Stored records
start

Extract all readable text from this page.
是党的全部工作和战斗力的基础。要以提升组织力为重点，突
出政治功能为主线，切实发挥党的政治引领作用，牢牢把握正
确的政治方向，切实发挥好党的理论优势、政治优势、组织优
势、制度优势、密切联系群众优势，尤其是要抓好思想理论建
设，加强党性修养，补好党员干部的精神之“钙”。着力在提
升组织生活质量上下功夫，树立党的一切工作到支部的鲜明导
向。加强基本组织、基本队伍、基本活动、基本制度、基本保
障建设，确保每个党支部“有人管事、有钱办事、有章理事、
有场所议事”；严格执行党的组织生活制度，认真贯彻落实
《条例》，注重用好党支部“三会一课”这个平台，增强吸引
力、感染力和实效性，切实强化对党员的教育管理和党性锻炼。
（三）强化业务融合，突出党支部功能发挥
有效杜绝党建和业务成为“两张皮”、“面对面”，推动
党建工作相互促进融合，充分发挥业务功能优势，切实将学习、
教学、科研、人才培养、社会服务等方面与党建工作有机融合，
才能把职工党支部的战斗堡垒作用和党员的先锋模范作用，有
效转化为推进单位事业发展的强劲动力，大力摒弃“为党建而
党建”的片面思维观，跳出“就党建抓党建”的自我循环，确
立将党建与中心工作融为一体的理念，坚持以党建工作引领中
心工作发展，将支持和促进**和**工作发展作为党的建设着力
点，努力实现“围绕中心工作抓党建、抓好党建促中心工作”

end

Exercise: Reproduce all of the data exactly as given.

Answer in full:
Extract all readable text from this page.
是党的全部工作和战斗力的基础。要以提升组织力为重点，突
出政治功能为主线，切实发挥党的政治引领作用，牢牢把握正
确的政治方向，切实发挥好党的理论优势、政治优势、组织优
势、制度优势、密切联系群众优势，尤其是要抓好思想理论建
设，加强党性修养，补好党员干部的精神之“钙”。着力在提
升组织生活质量上下功夫，树立党的一切工作到支部的鲜明导
向。加强基本组织、基本队伍、基本活动、基本制度、基本保
障建设，确保每个党支部“有人管事、有钱办事、有章理事、
有场所议事”；严格执行党的组织生活制度，认真贯彻落实
《条例》，注重用好党支部“三会一课”这个平台，增强吸引
力、感染力和实效性，切实强化对党员的教育管理和党性锻炼。
（三）强化业务融合，突出党支部功能发挥
有效杜绝党建和业务成为“两张皮”、“面对面”，推动
党建工作相互促进融合，充分发挥业务功能优势，切实将学习、
教学、科研、人才培养、社会服务等方面与党建工作有机融合，
才能把职工党支部的战斗堡垒作用和党员的先锋模范作用，有
效转化为推进单位事业发展的强劲动力，大力摒弃“为党建而
党建”的片面思维观，跳出“就党建抓党建”的自我循环，确
立将党建与中心工作融为一体的理念，坚持以党建工作引领中
心工作发展，将支持和促进**和**工作发展作为党的建设着力
点，努力实现“围绕中心工作抓党建、抓好党建促中心工作”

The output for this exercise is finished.